> _PROVIDED PASSAGE_
U.S. District Judge Sim Lake admonished both men to let each other complete their questions and replies before jumping in.
Earlier, while still under questioning by co-chief prosecutor John C. Hueston, Fastow testified that in the months before Enron’s Dec. 2, 2001, bankruptcy filing, even as the company was entering its “death spiral,” Lay continued to make bullish public statements about Enron’s financial health. Lay by then had resumed the post of chief executive after Skilling’s surprise resignation in mid-August.
Hueston used as an example an interview published in BusinessWeek 10 days after Skilling’s resignation in which Lay sought to douse rumors that Skilling’s departure related to troubles within Enron.
“There are no accounting issues, no trading issues, no reserve issues, no previously unknown problems,” Lay said. “The company is probably in the strongest and best shape that it has ever been in.”
At the time, Fastow said, Lay had been updated on a long list of serious financial problems, including that the company’s portfolio of international power plants and other assets -- carried on Enron’s books at a value of $10 billion -- probably was worth barely half that much. Moreover, Fastow said, Enron faced the likelihood of having to announce a third-quarter loss and take write-offs of more than $1 billion, which together would devastate its already battered stock.
There was a cameo appearance at the courthouse Wednesday by Richard M. Scrushy, the former HealthSouth Corp. chief executive who was acquitted of all charges last year in what the government contended was a $2.7-billion accounting fraud at the Birmingham, Ala.-based chain of rehabilitation hospitals he founded.
Scrushy, deeply tanned and in a blue suit, said he was in Houston on business and dropped in at the trial out of curiosity. He did not enter the packed ninth-floor courtroom but visited the fourth-floor “overflow room,” where the proceedings were being shown via closed-circuit television.
In an impromptu hallway news conference, Scrushy deplored what he called the government’s practice of bullying witnesses into giving testimony meant to help prosecutors earn convictions. Scrushy said that if Fastow had done half the things he had admitted to, “Who would ever believe this guy?”
Upstairs, Petrocelli was trying to make the same point to the jury of eight women and four men. He used a large easel and sheet of paper to list the gains from Fastow’s many illegal personal deals -- deals that Fastow admitted he kept secret from Skilling and Lay.
As he questioned Fastow, Petrocelli jotted down the code names of the deals and the gains. At each entry, he asked how much Skilling had made on that particular deal, and each time, Fastow replied: “Zero.” At the end, the chart showed tens of millions of dollars under Fastow’s initials and a string of zeroes under Skilling’s.
Petrocelli also tried to show that professional resentment might have motivated Fastow to steal from Enron and later testify against Skilling and Lay. Fastow acknowledged that Skilling had once removed him from a prestigious job that included starting up a new Enron division. Fastow said Skilling told him: “You have no eff-ing clue what you’re doing.”
Skilling laughed along with the jury at that reply.
Fastow said he was grateful that Skilling didn’t fire him, but allowed him to return to and ultimately head Enron’s finance department. It was there that Fastow created the off-the-books partnerships that he said were used to improperly hide Enron losses and boost reported earnings -- all, according to Fastow, with Skilling’s encouragement.
Petrocelli’s cross-examination is expected to continue today. Lay’s chief defense lawyer, Michael W. Ramsey, will follow with his own cross-examination.

> _PROVIDED DATA_
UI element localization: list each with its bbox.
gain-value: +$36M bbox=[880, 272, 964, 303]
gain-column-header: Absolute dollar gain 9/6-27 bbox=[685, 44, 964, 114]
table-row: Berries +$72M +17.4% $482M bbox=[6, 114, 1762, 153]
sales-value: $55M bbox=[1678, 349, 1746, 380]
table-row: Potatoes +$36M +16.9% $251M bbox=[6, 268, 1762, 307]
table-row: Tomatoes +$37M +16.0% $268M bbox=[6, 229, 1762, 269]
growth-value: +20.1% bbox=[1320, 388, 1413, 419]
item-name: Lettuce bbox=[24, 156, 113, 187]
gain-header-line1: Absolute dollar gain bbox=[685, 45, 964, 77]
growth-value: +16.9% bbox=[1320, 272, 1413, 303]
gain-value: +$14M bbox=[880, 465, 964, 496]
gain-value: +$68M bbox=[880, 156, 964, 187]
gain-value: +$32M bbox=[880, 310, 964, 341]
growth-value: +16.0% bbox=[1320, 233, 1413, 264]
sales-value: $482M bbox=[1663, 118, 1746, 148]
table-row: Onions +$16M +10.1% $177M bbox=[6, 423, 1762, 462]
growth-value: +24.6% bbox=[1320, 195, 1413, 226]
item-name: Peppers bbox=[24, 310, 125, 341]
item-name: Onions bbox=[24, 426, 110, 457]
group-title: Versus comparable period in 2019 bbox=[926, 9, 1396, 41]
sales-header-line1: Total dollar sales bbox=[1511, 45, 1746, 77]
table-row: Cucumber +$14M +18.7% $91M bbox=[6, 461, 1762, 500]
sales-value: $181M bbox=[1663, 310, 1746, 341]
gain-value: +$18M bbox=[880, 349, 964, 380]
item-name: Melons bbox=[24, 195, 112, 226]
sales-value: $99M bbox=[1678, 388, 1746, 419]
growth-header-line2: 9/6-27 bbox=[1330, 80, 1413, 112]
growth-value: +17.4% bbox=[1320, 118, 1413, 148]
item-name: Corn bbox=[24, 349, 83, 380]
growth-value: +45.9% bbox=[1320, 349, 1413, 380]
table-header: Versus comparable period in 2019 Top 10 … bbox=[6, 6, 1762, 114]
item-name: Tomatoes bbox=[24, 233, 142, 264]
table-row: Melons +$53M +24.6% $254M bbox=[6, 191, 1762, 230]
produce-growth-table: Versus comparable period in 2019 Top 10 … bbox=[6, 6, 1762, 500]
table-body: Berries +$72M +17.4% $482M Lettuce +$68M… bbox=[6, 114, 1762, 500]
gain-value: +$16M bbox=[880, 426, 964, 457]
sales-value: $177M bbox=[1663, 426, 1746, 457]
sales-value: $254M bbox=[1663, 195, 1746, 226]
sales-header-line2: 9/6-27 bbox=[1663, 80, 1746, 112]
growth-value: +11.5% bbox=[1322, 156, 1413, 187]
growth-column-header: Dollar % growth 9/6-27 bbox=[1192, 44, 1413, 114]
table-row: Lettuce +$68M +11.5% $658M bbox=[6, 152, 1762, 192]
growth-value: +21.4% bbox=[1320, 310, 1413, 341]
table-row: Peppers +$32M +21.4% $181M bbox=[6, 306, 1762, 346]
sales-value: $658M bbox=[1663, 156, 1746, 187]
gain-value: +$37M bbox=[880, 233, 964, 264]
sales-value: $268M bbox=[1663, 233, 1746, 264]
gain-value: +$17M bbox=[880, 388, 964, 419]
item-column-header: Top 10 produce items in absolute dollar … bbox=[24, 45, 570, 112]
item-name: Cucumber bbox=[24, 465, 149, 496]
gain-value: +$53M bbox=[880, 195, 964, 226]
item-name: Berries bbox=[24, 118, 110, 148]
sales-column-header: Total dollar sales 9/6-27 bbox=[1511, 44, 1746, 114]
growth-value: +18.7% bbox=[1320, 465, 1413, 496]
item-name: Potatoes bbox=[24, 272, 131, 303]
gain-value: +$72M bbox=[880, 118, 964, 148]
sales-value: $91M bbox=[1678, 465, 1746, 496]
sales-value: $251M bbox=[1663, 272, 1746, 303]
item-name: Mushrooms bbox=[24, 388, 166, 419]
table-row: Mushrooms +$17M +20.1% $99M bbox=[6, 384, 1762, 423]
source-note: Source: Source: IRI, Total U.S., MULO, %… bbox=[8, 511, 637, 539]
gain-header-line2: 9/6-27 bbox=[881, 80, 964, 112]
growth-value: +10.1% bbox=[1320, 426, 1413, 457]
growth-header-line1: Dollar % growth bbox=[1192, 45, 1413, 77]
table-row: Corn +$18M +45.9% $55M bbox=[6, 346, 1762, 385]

> _YOUR INSTRUCTIONS_
Reproduce word for word the part of the Enron trial report that begins with the words containing "Scrushy, deeply tanned" and ends with "from Skilling and Lay.". Nothing in the records is needed.

> _RESULT OF THIS TASK_
Scrushy, deeply tanned and in a blue suit, said he was in Houston on business and dropped in at the trial out of curiosity. He did not enter the packed ninth-floor courtroom but visited the fourth-floor “overflow room,” where the proceedings were being shown via closed-circuit television.
In an impromptu hallway news conference, Scrushy deplored what he called the government’s practice of bullying witnesses into giving testimony meant to help prosecutors earn convictions. Scrushy said that if Fastow had done half the things he had admitted to, “Who would ever believe this guy?”
Upstairs, Petrocelli was trying to make the same point to the jury of eight women and four men. He used a large easel and sheet of paper to list the gains from Fastow’s many illegal personal deals -- deals that Fastow admitted he kept secret from Skilling and Lay.